Begin Data in this exercise

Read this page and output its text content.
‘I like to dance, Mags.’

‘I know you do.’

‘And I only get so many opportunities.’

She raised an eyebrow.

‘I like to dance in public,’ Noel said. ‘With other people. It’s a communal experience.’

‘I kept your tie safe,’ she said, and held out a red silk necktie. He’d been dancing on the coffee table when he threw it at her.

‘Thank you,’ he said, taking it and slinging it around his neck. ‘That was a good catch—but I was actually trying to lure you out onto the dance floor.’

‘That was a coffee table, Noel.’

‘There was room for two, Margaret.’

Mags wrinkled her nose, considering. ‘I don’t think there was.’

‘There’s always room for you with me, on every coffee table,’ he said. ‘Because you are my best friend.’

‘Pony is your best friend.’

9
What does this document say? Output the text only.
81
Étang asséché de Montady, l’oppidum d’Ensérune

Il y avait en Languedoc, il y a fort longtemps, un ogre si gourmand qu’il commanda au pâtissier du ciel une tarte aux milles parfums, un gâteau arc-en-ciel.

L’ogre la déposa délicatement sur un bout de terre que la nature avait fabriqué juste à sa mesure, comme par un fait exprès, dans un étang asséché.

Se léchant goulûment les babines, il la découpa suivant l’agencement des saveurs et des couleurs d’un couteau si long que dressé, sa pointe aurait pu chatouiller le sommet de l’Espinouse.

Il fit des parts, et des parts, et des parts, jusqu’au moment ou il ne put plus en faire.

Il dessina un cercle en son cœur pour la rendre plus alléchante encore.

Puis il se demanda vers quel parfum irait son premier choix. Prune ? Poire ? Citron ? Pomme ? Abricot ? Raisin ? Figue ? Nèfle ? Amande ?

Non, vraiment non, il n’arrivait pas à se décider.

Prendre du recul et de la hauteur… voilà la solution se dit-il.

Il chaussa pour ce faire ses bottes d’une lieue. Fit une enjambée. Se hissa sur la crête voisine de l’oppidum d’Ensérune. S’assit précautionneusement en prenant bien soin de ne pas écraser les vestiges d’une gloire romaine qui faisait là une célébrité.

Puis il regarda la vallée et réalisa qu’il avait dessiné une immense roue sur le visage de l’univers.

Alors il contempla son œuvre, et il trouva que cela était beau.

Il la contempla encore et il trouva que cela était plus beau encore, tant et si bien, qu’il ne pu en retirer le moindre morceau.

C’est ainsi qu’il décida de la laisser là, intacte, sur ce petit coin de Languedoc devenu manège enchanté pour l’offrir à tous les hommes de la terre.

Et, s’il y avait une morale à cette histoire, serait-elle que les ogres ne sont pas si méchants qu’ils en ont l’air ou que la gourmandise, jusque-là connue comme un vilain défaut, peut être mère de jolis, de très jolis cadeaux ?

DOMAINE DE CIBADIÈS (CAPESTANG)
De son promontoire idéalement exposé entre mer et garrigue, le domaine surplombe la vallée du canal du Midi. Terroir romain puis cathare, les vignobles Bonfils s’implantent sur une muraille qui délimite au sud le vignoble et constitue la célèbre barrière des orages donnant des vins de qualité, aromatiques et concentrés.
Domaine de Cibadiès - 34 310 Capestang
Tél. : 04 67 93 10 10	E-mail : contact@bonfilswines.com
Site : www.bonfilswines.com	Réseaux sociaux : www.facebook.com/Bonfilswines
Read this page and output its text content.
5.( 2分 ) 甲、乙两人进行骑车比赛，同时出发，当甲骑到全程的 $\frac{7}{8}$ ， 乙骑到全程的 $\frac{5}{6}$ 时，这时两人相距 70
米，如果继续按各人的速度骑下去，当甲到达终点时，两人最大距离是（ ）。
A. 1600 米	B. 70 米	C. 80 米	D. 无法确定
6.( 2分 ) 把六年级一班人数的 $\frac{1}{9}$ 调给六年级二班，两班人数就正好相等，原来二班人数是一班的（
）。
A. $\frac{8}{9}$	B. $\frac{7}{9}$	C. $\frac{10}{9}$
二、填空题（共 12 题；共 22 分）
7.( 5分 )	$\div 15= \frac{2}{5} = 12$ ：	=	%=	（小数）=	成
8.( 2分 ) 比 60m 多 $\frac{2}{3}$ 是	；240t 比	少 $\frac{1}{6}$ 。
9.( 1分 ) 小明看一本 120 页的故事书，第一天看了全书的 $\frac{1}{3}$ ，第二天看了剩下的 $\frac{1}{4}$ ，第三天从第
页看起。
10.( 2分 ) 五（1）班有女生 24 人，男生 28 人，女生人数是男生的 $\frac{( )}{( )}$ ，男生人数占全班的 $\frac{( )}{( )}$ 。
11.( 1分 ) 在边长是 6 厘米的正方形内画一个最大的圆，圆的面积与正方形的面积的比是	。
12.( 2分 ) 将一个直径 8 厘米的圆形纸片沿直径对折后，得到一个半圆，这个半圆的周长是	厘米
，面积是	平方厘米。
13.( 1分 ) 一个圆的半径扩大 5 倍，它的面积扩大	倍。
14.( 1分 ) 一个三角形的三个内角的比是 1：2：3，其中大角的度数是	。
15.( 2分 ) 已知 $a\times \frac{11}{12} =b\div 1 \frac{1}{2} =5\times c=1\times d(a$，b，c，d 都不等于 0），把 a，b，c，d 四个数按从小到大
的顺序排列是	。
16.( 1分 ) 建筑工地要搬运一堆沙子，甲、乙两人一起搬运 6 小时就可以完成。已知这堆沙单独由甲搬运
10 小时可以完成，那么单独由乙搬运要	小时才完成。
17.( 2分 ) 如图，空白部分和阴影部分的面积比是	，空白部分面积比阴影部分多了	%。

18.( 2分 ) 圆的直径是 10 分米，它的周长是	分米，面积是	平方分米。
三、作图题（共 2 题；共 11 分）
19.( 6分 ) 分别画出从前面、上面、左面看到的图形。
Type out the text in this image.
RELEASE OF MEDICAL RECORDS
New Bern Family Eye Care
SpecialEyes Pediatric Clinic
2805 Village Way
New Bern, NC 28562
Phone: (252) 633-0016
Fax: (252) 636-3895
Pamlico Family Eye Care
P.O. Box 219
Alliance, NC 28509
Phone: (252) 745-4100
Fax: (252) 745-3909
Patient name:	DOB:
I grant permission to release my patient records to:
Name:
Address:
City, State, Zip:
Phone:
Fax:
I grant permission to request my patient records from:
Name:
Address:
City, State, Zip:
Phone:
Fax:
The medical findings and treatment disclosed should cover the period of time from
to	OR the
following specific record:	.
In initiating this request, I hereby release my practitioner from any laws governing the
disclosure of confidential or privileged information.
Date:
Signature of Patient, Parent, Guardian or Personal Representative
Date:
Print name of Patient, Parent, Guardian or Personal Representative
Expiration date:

End Data in this exercise

What is needed here is an exact reproduction of all the entries.

* _Solution to the problem_
Read this page and output its text content.
‘I like to dance, Mags.’

‘I know you do.’

‘And I only get so many opportunities.’

She raised an eyebrow.

‘I like to dance in public,’ Noel said. ‘With other people. It’s a communal experience.’

‘I kept your tie safe,’ she said, and held out a red silk necktie. He’d been dancing on the coffee table when he threw it at her.

‘Thank you,’ he said, taking it and slinging it around his neck. ‘That was a good catch—but I was actually trying to lure you out onto the dance floor.’

‘That was a coffee table, Noel.’

‘There was room for two, Margaret.’

Mags wrinkled her nose, considering. ‘I don’t think there was.’

‘There’s always room for you with me, on every coffee table,’ he said. ‘Because you are my best friend.’

‘Pony is your best friend.’

9
What does this document say? Output the text only.
81
Étang asséché de Montady, l’oppidum d’Ensérune

Il y avait en Languedoc, il y a fort longtemps, un ogre si gourmand qu’il commanda au pâtissier du ciel une tarte aux milles parfums, un gâteau arc-en-ciel.

L’ogre la déposa délicatement sur un bout de terre que la nature avait fabriqué juste à sa mesure, comme par un fait exprès, dans un étang asséché.

Se léchant goulûment les babines, il la découpa suivant l’agencement des saveurs et des couleurs d’un couteau si long que dressé, sa pointe aurait pu chatouiller le sommet de l’Espinouse.

Il fit des parts, et des parts, et des parts, jusqu’au moment ou il ne put plus en faire.

Il dessina un cercle en son cœur pour la rendre plus alléchante encore.

Puis il se demanda vers quel parfum irait son premier choix. Prune ? Poire ? Citron ? Pomme ? Abricot ? Raisin ? Figue ? Nèfle ? Amande ?

Non, vraiment non, il n’arrivait pas à se décider.

Prendre du recul et de la hauteur… voilà la solution se dit-il.

Il chaussa pour ce faire ses bottes d’une lieue. Fit une enjambée. Se hissa sur la crête voisine de l’oppidum d’Ensérune. S’assit précautionneusement en prenant bien soin de ne pas écraser les vestiges d’une gloire romaine qui faisait là une célébrité.

Puis il regarda la vallée et réalisa qu’il avait dessiné une immense roue sur le visage de l’univers.

Alors il contempla son œuvre, et il trouva que cela était beau.

Il la contempla encore et il trouva que cela était plus beau encore, tant et si bien, qu’il ne pu en retirer le moindre morceau.

C’est ainsi qu’il décida de la laisser là, intacte, sur ce petit coin de Languedoc devenu manège enchanté pour l’offrir à tous les hommes de la terre.

Et, s’il y avait une morale à cette histoire, serait-elle que les ogres ne sont pas si méchants qu’ils en ont l’air ou que la gourmandise, jusque-là connue comme un vilain défaut, peut être mère de jolis, de très jolis cadeaux ?

DOMAINE DE CIBADIÈS (CAPESTANG)
De son promontoire idéalement exposé entre mer et garrigue, le domaine surplombe la vallée du canal du Midi. Terroir romain puis cathare, les vignobles Bonfils s’implantent sur une muraille qui délimite au sud le vignoble et constitue la célèbre barrière des orages donnant des vins de qualité, aromatiques et concentrés.
Domaine de Cibadiès - 34 310 Capestang
Tél. : 04 67 93 10 10	E-mail : contact@bonfilswines.com
Site : www.bonfilswines.com	Réseaux sociaux : www.facebook.com/Bonfilswines
Read this page and output its text content.
5.( 2分 ) 甲、乙两人进行骑车比赛，同时出发，当甲骑到全程的 $\frac{7}{8}$ ， 乙骑到全程的 $\frac{5}{6}$ 时，这时两人相距 70
米，如果继续按各人的速度骑下去，当甲到达终点时，两人最大距离是（ ）。
A. 1600 米	B. 70 米	C. 80 米	D. 无法确定
6.( 2分 ) 把六年级一班人数的 $\frac{1}{9}$ 调给六年级二班，两班人数就正好相等，原来二班人数是一班的（
）。
A. $\frac{8}{9}$	B. $\frac{7}{9}$	C. $\frac{10}{9}$
二、填空题（共 12 题；共 22 分）
7.( 5分 )	$\div 15= \frac{2}{5} = 12$ ：	=	%=	（小数）=	成
8.( 2分 ) 比 60m 多 $\frac{2}{3}$ 是	；240t 比	少 $\frac{1}{6}$ 。
9.( 1分 ) 小明看一本 120 页的故事书，第一天看了全书的 $\frac{1}{3}$ ，第二天看了剩下的 $\frac{1}{4}$ ，第三天从第
页看起。
10.( 2分 ) 五（1）班有女生 24 人，男生 28 人，女生人数是男生的 $\frac{( )}{( )}$ ，男生人数占全班的 $\frac{( )}{( )}$ 。
11.( 1分 ) 在边长是 6 厘米的正方形内画一个最大的圆，圆的面积与正方形的面积的比是	。
12.( 2分 ) 将一个直径 8 厘米的圆形纸片沿直径对折后，得到一个半圆，这个半圆的周长是	厘米
，面积是	平方厘米。
13.( 1分 ) 一个圆的半径扩大 5 倍，它的面积扩大	倍。
14.( 1分 ) 一个三角形的三个内角的比是 1：2：3，其中大角的度数是	。
15.( 2分 ) 已知 $a\times \frac{11}{12} =b\div 1 \frac{1}{2} =5\times c=1\times d(a$，b，c，d 都不等于 0），把 a，b，c，d 四个数按从小到大
的顺序排列是	。
16.( 1分 ) 建筑工地要搬运一堆沙子，甲、乙两人一起搬运 6 小时就可以完成。已知这堆沙单独由甲搬运
10 小时可以完成，那么单独由乙搬运要	小时才完成。
17.( 2分 ) 如图，空白部分和阴影部分的面积比是	，空白部分面积比阴影部分多了	%。

18.( 2分 ) 圆的直径是 10 分米，它的周长是	分米，面积是	平方分米。
三、作图题（共 2 题；共 11 分）
19.( 6分 ) 分别画出从前面、上面、左面看到的图形。
Type out the text in this image.
RELEASE OF MEDICAL RECORDS
New Bern Family Eye Care
SpecialEyes Pediatric Clinic
2805 Village Way
New Bern, NC 28562
Phone: (252) 633-0016
Fax: (252) 636-3895
Pamlico Family Eye Care
P.O. Box 219
Alliance, NC 28509
Phone: (252) 745-4100
Fax: (252) 745-3909
Patient name:	DOB:
I grant permission to release my patient records to:
Name:
Address:
City, State, Zip:
Phone:
Fax:
I grant permission to request my patient records from:
Name:
Address:
City, State, Zip:
Phone:
Fax:
The medical findings and treatment disclosed should cover the period of time from
to	OR the
following specific record:	.
In initiating this request, I hereby release my practitioner from any laws governing the
disclosure of confidential or privileged information.
Date:
Signature of Patient, Parent, Guardian or Personal Representative
Date:
Print name of Patient, Parent, Guardian or Personal Representative
Expiration date:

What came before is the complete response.